-- Start --

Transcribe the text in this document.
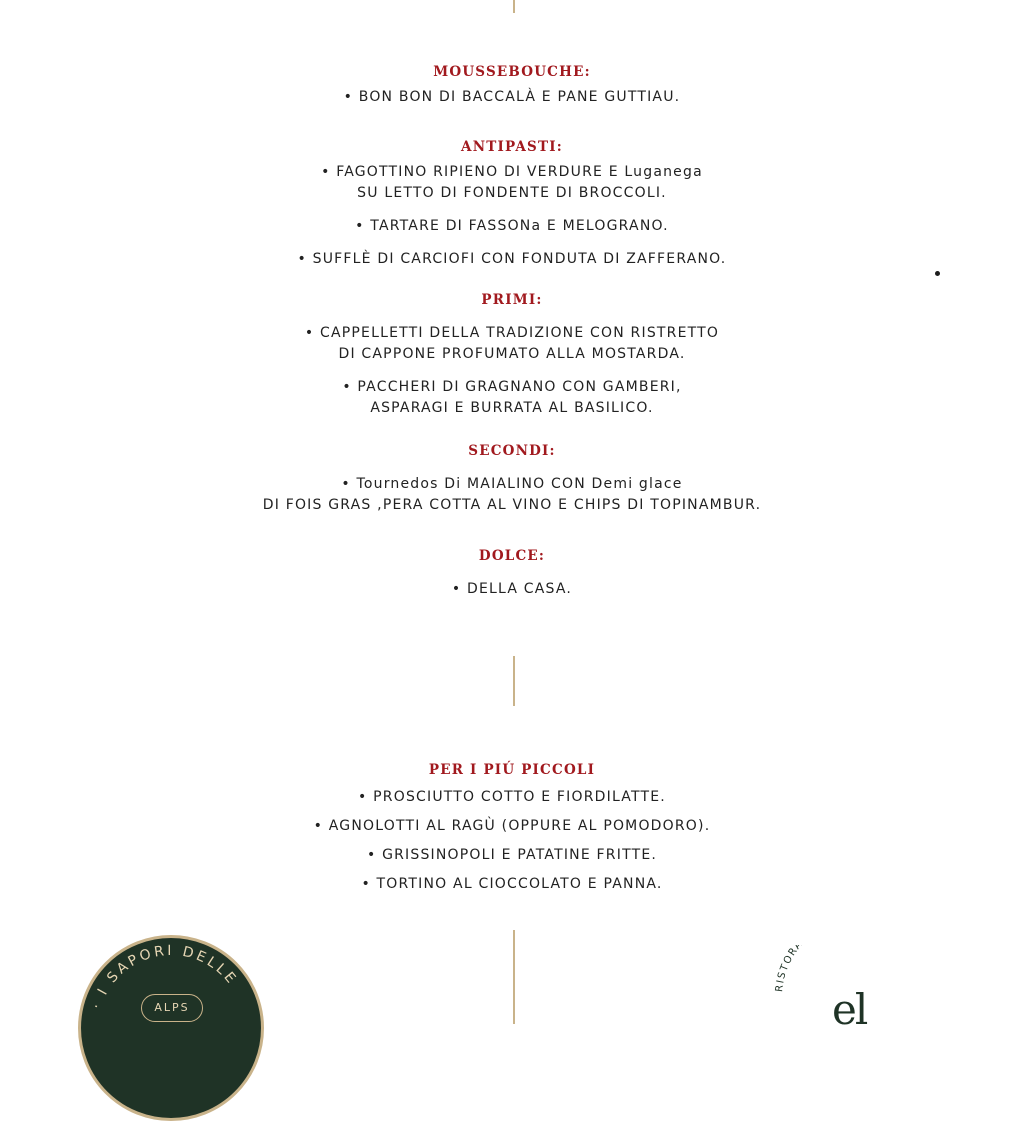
MOUSSEBOUCHE:
• BON BON DI BACCALÀ E PANE GUTTIAU.
ANTIPASTI:
• FAGOTTINO RIPIENO DI VERDURE E Luganega
SU LETTO DI FONDENTE DI BROCCOLI.
• TARTARE DI FASSONa E MELOGRANO.
• SUFFLÈ DI CARCIOFI CON FONDUTA DI ZAFFERANO.
PRIMI:
• CAPPELLETTI DELLA TRADIZIONE CON RISTRETTO
DI CAPPONE PROFUMATO ALLA MOSTARDA.
• PACCHERI DI GRAGNANO CON GAMBERI,
ASPARAGI E BURRATA AL BASILICO.
SECONDI:
• Tournedos Di MAIALINO CON Demi glace
DI FOIS GRAS ,PERA COTTA AL VINO E CHIPS DI TOPINAMBUR.
DOLCE:
• DELLA CASA.
PER I PIÚ PICCOLI
• PROSCIUTTO COTTO E FIORDILATTE.
• AGNOLOTTI AL RAGÙ (OPPURE AL POMODORO).
• GRISSINOPOLI E PATATINE FRITTE.
• TORTINO AL CIOCCOLATO E PANNA.
· I SAPORI DELLE
ALPS
RISTOR
el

-- End --

**Aim of the task**
Say how many lines of the data include the string "DELLA". Nothing other than the number should be given.

**The completed task**
2